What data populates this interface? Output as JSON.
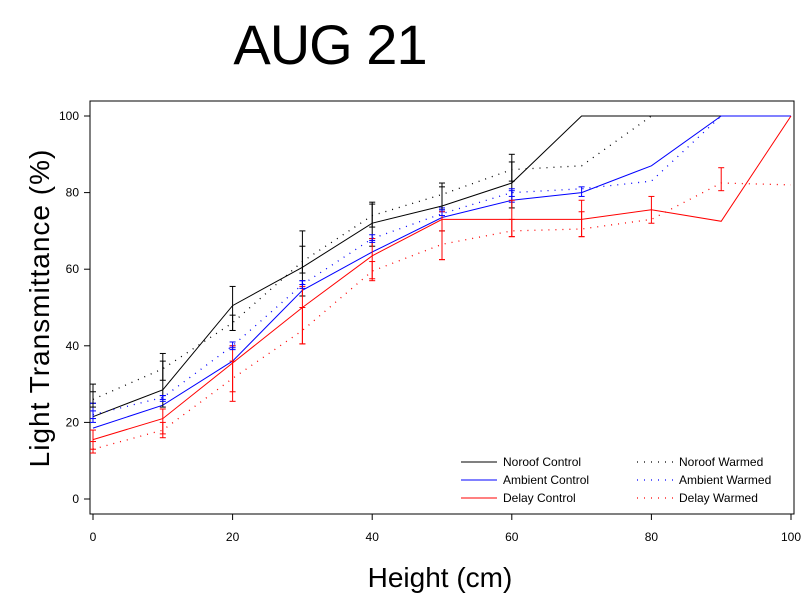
{
  "chart_data": {
    "type": "line",
    "title": "AUG 21",
    "xlabel": "Height (cm)",
    "ylabel": "Light Transmittance (%)",
    "xlim": [
      0,
      100
    ],
    "ylim": [
      0,
      100
    ],
    "xticks": [
      0,
      20,
      40,
      60,
      80,
      100
    ],
    "yticks": [
      0,
      20,
      40,
      60,
      80,
      100
    ],
    "grid": false,
    "legend_position": "bottom-right",
    "series": [
      {
        "name": "Noroof Control",
        "color": "#000000",
        "dash": "solid",
        "x": [
          0,
          10,
          20,
          30,
          40,
          50,
          60,
          70,
          80,
          90,
          100
        ],
        "y": [
          21.5,
          28.5,
          50.5,
          60.5,
          72,
          76.5,
          82.5,
          100,
          100,
          100,
          100
        ],
        "errors": [
          [
            0,
            25,
            30
          ],
          [
            10,
            24,
            38
          ],
          [
            20,
            44,
            55.5
          ],
          [
            30,
            53,
            70
          ],
          [
            40,
            66,
            77.5
          ],
          [
            50,
            70,
            82.5
          ],
          [
            60,
            76,
            90
          ]
        ]
      },
      {
        "name": "Ambient Control",
        "color": "#0000ff",
        "dash": "solid",
        "x": [
          0,
          10,
          20,
          30,
          40,
          50,
          60,
          70,
          80,
          90,
          100
        ],
        "y": [
          18.5,
          24.5,
          36,
          54.5,
          64.5,
          73.5,
          78,
          80,
          87,
          100,
          100
        ],
        "errors": [
          [
            0,
            20,
            25
          ],
          [
            10,
            26,
            27
          ],
          [
            20,
            39.5,
            40
          ],
          [
            30,
            56,
            57
          ],
          [
            40,
            67.5,
            68
          ],
          [
            50,
            75,
            76
          ],
          [
            60,
            77.5,
            80.5
          ],
          [
            70,
            79,
            81.5
          ]
        ]
      },
      {
        "name": "Delay Control",
        "color": "#ff0000",
        "dash": "solid",
        "x": [
          0,
          10,
          20,
          30,
          40,
          50,
          60,
          70,
          80,
          90,
          100
        ],
        "y": [
          15.5,
          21,
          35.5,
          50,
          63.5,
          73,
          73,
          73,
          75.5,
          72.5,
          100
        ],
        "errors": [
          [
            0,
            13,
            18
          ],
          [
            10,
            17,
            23.5
          ],
          [
            20,
            25.5,
            40
          ],
          [
            30,
            40.5,
            55.5
          ],
          [
            40,
            57.5,
            68
          ],
          [
            50,
            62.5,
            75
          ],
          [
            60,
            68.5,
            78
          ],
          [
            70,
            68.5,
            78
          ],
          [
            80,
            72,
            79
          ]
        ]
      },
      {
        "name": "Noroof Warmed",
        "color": "#000000",
        "dash": "dotted",
        "x": [
          0,
          10,
          20,
          30,
          40,
          50,
          60,
          70,
          80
        ],
        "y": [
          26,
          34,
          46,
          62,
          74,
          79.5,
          86,
          87,
          100
        ],
        "errors": [
          [
            0,
            24,
            28
          ],
          [
            10,
            31,
            36
          ],
          [
            20,
            44,
            48
          ],
          [
            30,
            59,
            66
          ],
          [
            40,
            71,
            77
          ],
          [
            50,
            75.5,
            81.5
          ],
          [
            60,
            83,
            88
          ]
        ]
      },
      {
        "name": "Ambient Warmed",
        "color": "#0000ff",
        "dash": "dotted",
        "x": [
          0,
          10,
          20,
          30,
          40,
          50,
          60,
          70,
          80,
          90
        ],
        "y": [
          22,
          26.5,
          40,
          56,
          68,
          74.5,
          80,
          81,
          83,
          100
        ],
        "errors": [
          [
            0,
            21,
            23
          ],
          [
            10,
            25.5,
            27
          ],
          [
            20,
            39,
            41
          ],
          [
            30,
            55,
            57
          ],
          [
            40,
            67,
            69
          ],
          [
            50,
            74,
            75.5
          ],
          [
            60,
            79,
            81
          ]
        ]
      },
      {
        "name": "Delay Warmed",
        "color": "#ff0000",
        "dash": "dotted",
        "x": [
          0,
          10,
          20,
          30,
          40,
          50,
          60,
          70,
          80,
          90,
          100
        ],
        "y": [
          13,
          18,
          31.5,
          44,
          59.5,
          66.5,
          70,
          70.5,
          73,
          82.5,
          82
        ],
        "errors": [
          [
            0,
            12,
            15
          ],
          [
            10,
            16,
            20
          ],
          [
            20,
            28,
            36
          ],
          [
            30,
            40.5,
            50
          ],
          [
            40,
            57,
            62
          ],
          [
            50,
            62.5,
            70
          ],
          [
            60,
            68.5,
            73
          ],
          [
            70,
            68.5,
            75
          ],
          [
            90,
            80.5,
            86.5
          ]
        ]
      }
    ]
  }
}
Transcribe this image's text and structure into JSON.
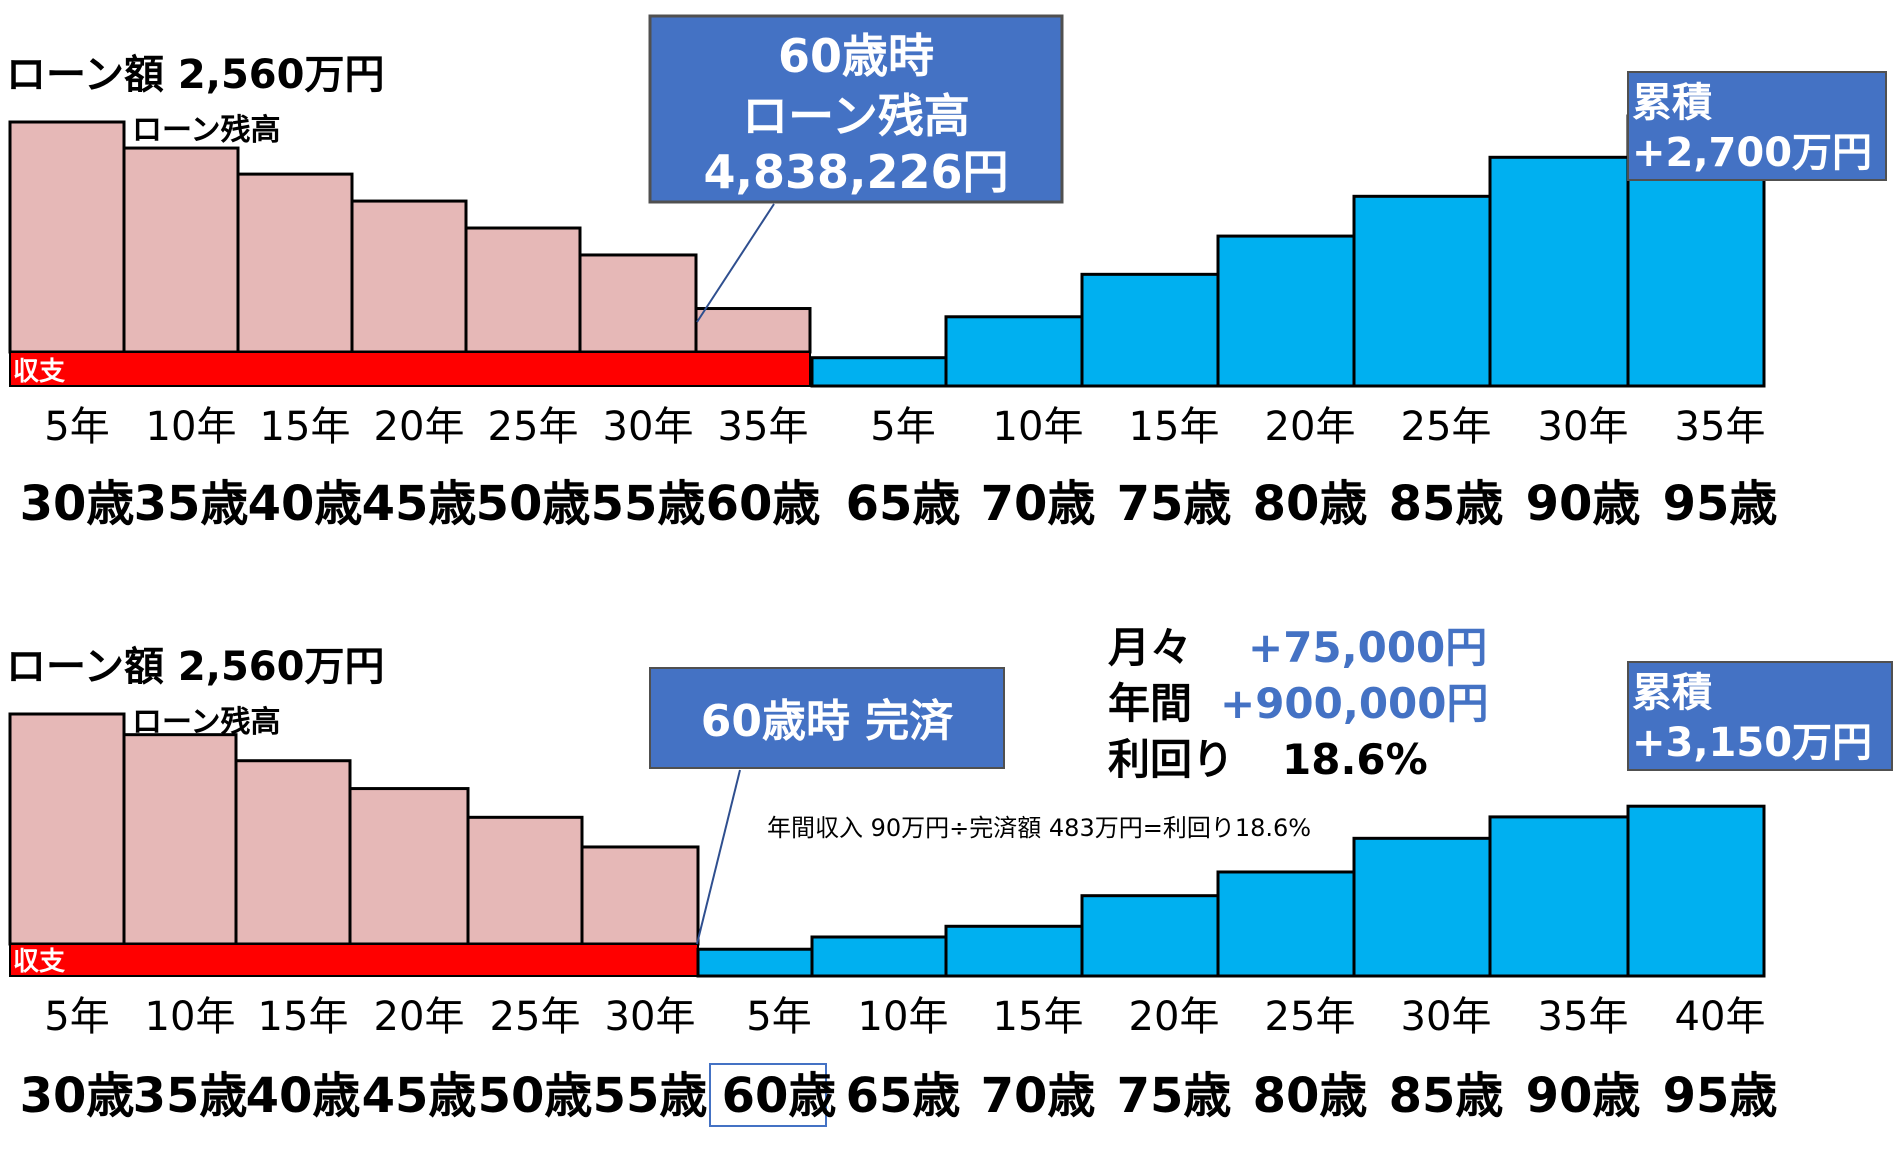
{
  "chart_data": [
    {
      "type": "bar",
      "title": "ローン額 2,560万円",
      "loan_series_label": "ローン残高",
      "cashflow_label": "収支",
      "callout": [
        "60歳時",
        "ローン残高",
        "4,838,226円"
      ],
      "cumulative_label": [
        "累積",
        "+2,700万円"
      ],
      "loan_years": [
        "5年",
        "10年",
        "15年",
        "20年",
        "25年",
        "30年",
        "35年"
      ],
      "loan_ages": [
        "30歳",
        "35歳",
        "40歳",
        "45歳",
        "50歳",
        "55歳",
        "60歳"
      ],
      "loan_balance": [
        2560,
        2270,
        1980,
        1680,
        1380,
        1080,
        484
      ],
      "post_years": [
        "5年",
        "10年",
        "15年",
        "20年",
        "25年",
        "30年",
        "35年"
      ],
      "post_ages": [
        "65歳",
        "70歳",
        "75歳",
        "80歳",
        "85歳",
        "90歳",
        "95歳"
      ],
      "cumulative": [
        370,
        905,
        1460,
        1960,
        2480,
        2990,
        3530
      ],
      "colors": {
        "loan": "#e6b8b7",
        "cashflow": "#ff0000",
        "cumulative": "#00b0f0",
        "callout": "#4472c4"
      }
    },
    {
      "type": "bar",
      "title": "ローン額 2,560万円",
      "loan_series_label": "ローン残高",
      "cashflow_label": "収支",
      "callout": [
        "60歳時 完済"
      ],
      "stats": [
        {
          "label": "月々",
          "value": "+75,000円"
        },
        {
          "label": "年間",
          "value": "+900,000円"
        },
        {
          "label": "利回り",
          "value": "18.6%"
        }
      ],
      "formula": "年間収入 90万円÷完済額 483万円=利回り18.6%",
      "cumulative_label": [
        "累積",
        "+3,150万円"
      ],
      "loan_years": [
        "5年",
        "10年",
        "15年",
        "20年",
        "25年",
        "30年"
      ],
      "loan_ages": [
        "30歳",
        "35歳",
        "40歳",
        "45歳",
        "50歳",
        "55歳"
      ],
      "loan_balance": [
        2560,
        2330,
        2040,
        1730,
        1410,
        1080
      ],
      "post_years": [
        "5年",
        "10年",
        "15年",
        "20年",
        "25年",
        "30年",
        "35年",
        "40年"
      ],
      "post_ages": [
        "60歳",
        "65歳",
        "70歳",
        "75歳",
        "80歳",
        "85歳",
        "90歳",
        "95歳"
      ],
      "cumulative": [
        350,
        510,
        650,
        1050,
        1360,
        1800,
        2080,
        2220
      ],
      "colors": {
        "loan": "#e6b8b7",
        "cashflow": "#ff0000",
        "cumulative": "#00b0f0",
        "callout": "#4472c4",
        "stats_value": "#4472c4"
      }
    }
  ]
}
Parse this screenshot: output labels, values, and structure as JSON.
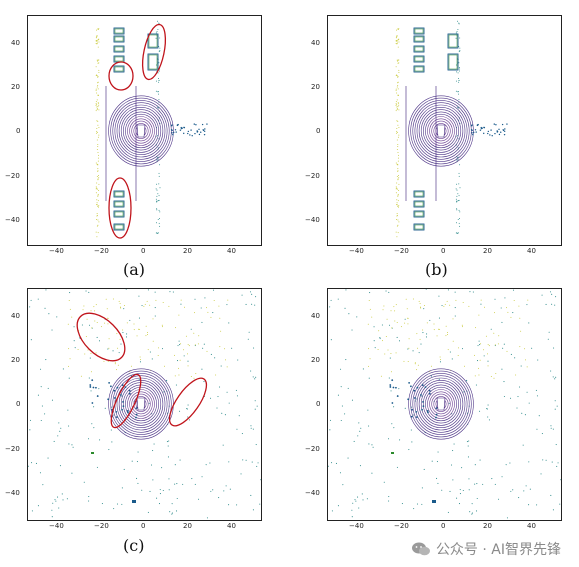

→ **TASK BRIEF**: Without the pictures, restate all of the entries above verbatim.

→ **ANSWER FOR THIS EXERCISE**:
What data populates this interface? Output as JSON.
{
  "chart_data": {
    "type": "line",
    "title": "AUG 21",
    "xlabel": "Height (cm)",
    "ylabel": "Light Transmittance (%)",
    "xlim": [
      0,
      100
    ],
    "ylim": [
      0,
      100
    ],
    "xticks": [
      0,
      20,
      40,
      60,
      80,
      100
    ],
    "yticks": [
      0,
      20,
      40,
      60,
      80,
      100
    ],
    "grid": false,
    "legend_position": "bottom-right",
    "series": [
      {
        "name": "Noroof Control",
        "color": "#000000",
        "dash": "solid",
        "x": [
          0,
          10,
          20,
          30,
          40,
          50,
          60,
          70,
          80,
          90,
          100
        ],
        "y": [
          21.5,
          28.5,
          50.5,
          60.5,
          72,
          76.5,
          82.5,
          100,
          100,
          100,
          100
        ],
        "errors": [
          [
            0,
            25,
            30
          ],
          [
            10,
            24,
            38
          ],
          [
            20,
            44,
            55.5
          ],
          [
            30,
            53,
            70
          ],
          [
            40,
            66,
            77.5
          ],
          [
            50,
            70,
            82.5
          ],
          [
            60,
            76,
            90
          ]
        ]
      },
      {
        "name": "Ambient Control",
        "color": "#0000ff",
        "dash": "solid",
        "x": [
          0,
          10,
          20,
          30,
          40,
          50,
          60,
          70,
          80,
          90,
          100
        ],
        "y": [
          18.5,
          24.5,
          36,
          54.5,
          64.5,
          73.5,
          78,
          80,
          87,
          100,
          100
        ],
        "errors": [
          [
            0,
            20,
            25
          ],
          [
            10,
            26,
            27
          ],
          [
            20,
            39.5,
            40
          ],
          [
            30,
            56,
            57
          ],
          [
            40,
            67.5,
            68
          ],
          [
            50,
            75,
            76
          ],
          [
            60,
            77.5,
            80.5
          ],
          [
            70,
            79,
            81.5
          ]
        ]
      },
      {
        "name": "Delay Control",
        "color": "#ff0000",
        "dash": "solid",
        "x": [
          0,
          10,
          20,
          30,
          40,
          50,
          60,
          70,
          80,
          90,
          100
        ],
        "y": [
          15.5,
          21,
          35.5,
          50,
          63.5,
          73,
          73,
          73,
          75.5,
          72.5,
          100
        ],
        "errors": [
          [
            0,
            13,
            18
          ],
          [
            10,
            17,
            23.5
          ],
          [
            20,
            25.5,
            40
          ],
          [
            30,
            40.5,
            55.5
          ],
          [
            40,
            57.5,
            68
          ],
          [
            50,
            62.5,
            75
          ],
          [
            60,
            68.5,
            78
          ],
          [
            70,
            68.5,
            78
          ],
          [
            80,
            72,
            79
          ]
        ]
      },
      {
        "name": "Noroof Warmed",
        "color": "#000000",
        "dash": "dotted",
        "x": [
          0,
          10,
          20,
          30,
          40,
          50,
          60,
          70,
          80
        ],
        "y": [
          26,
          34,
          46,
          62,
          74,
          79.5,
          86,
          87,
          100
        ],
        "errors": [
          [
            0,
            24,
            28
          ],
          [
            10,
            31,
            36
          ],
          [
            20,
            44,
            48
          ],
          [
            30,
            59,
            66
          ],
          [
            40,
            71,
            77
          ],
          [
            50,
            75.5,
            81.5
          ],
          [
            60,
            83,
            88
          ]
        ]
      },
      {
        "name": "Ambient Warmed",
        "color": "#0000ff",
        "dash": "dotted",
        "x": [
          0,
          10,
          20,
          30,
          40,
          50,
          60,
          70,
          80,
          90
        ],
        "y": [
          22,
          26.5,
          40,
          56,
          68,
          74.5,
          80,
          81,
          83,
          100
        ],
        "errors": [
          [
            0,
            21,
            23
          ],
          [
            10,
            25.5,
            27
          ],
          [
            20,
            39,
            41
          ],
          [
            30,
            55,
            57
          ],
          [
            40,
            67,
            69
          ],
          [
            50,
            74,
            75.5
          ],
          [
            60,
            79,
            81
          ]
        ]
      },
      {
        "name": "Delay Warmed",
        "color": "#ff0000",
        "dash": "dotted",
        "x": [
          0,
          10,
          20,
          30,
          40,
          50,
          60,
          70,
          80,
          90,
          100
        ],
        "y": [
          13,
          18,
          31.5,
          44,
          59.5,
          66.5,
          70,
          70.5,
          73,
          82.5,
          82
        ],
        "errors": [
          [
            0,
            12,
            15
          ],
          [
            10,
            16,
            20
          ],
          [
            20,
            28,
            36
          ],
          [
            30,
            40.5,
            50
          ],
          [
            40,
            57,
            62
          ],
          [
            50,
            62.5,
            70
          ],
          [
            60,
            68.5,
            73
          ],
          [
            70,
            68.5,
            75
          ],
          [
            90,
            80.5,
            86.5
          ]
        ]
      }
    ]
  }
}
Transcribe this image's text and structure into JSON.
{
  "chart_data": [
    {
      "type": "bar",
      "title": "ローン額 2,560万円",
      "loan_series_label": "ローン残高",
      "cashflow_label": "収支",
      "callout": [
        "60歳時",
        "ローン残高",
        "4,838,226円"
      ],
      "cumulative_label": [
        "累積",
        "+2,700万円"
      ],
      "loan_years": [
        "5年",
        "10年",
        "15年",
        "20年",
        "25年",
        "30年",
        "35年"
      ],
      "loan_ages": [
        "30歳",
        "35歳",
        "40歳",
        "45歳",
        "50歳",
        "55歳",
        "60歳"
      ],
      "loan_balance": [
        2560,
        2270,
        1980,
        1680,
        1380,
        1080,
        484
      ],
      "post_years": [
        "5年",
        "10年",
        "15年",
        "20年",
        "25年",
        "30年",
        "35年"
      ],
      "post_ages": [
        "65歳",
        "70歳",
        "75歳",
        "80歳",
        "85歳",
        "90歳",
        "95歳"
      ],
      "cumulative": [
        370,
        905,
        1460,
        1960,
        2480,
        2990,
        3530
      ],
      "colors": {
        "loan": "#e6b8b7",
        "cashflow": "#ff0000",
        "cumulative": "#00b0f0",
        "callout": "#4472c4"
      }
    },
    {
      "type": "bar",
      "title": "ローン額 2,560万円",
      "loan_series_label": "ローン残高",
      "cashflow_label": "収支",
      "callout": [
        "60歳時 完済"
      ],
      "stats": [
        {
          "label": "月々",
          "value": "+75,000円"
        },
        {
          "label": "年間",
          "value": "+900,000円"
        },
        {
          "label": "利回り",
          "value": "18.6%"
        }
      ],
      "formula": "年間収入 90万円÷完済額 483万円=利回り18.6%",
      "cumulative_label": [
        "累積",
        "+3,150万円"
      ],
      "loan_years": [
        "5年",
        "10年",
        "15年",
        "20年",
        "25年",
        "30年"
      ],
      "loan_ages": [
        "30歳",
        "35歳",
        "40歳",
        "45歳",
        "50歳",
        "55歳"
      ],
      "loan_balance": [
        2560,
        2330,
        2040,
        1730,
        1410,
        1080
      ],
      "post_years": [
        "5年",
        "10年",
        "15年",
        "20年",
        "25年",
        "30年",
        "35年",
        "40年"
      ],
      "post_ages": [
        "60歳",
        "65歳",
        "70歳",
        "75歳",
        "80歳",
        "85歳",
        "90歳",
        "95歳"
      ],
      "cumulative": [
        350,
        510,
        650,
        1050,
        1360,
        1800,
        2080,
        2220
      ],
      "colors": {
        "loan": "#e6b8b7",
        "cashflow": "#ff0000",
        "cumulative": "#00b0f0",
        "callout": "#4472c4",
        "stats_value": "#4472c4"
      }
    }
  ]
}
Parse this screenshot: output labels, values, and structure as JSON.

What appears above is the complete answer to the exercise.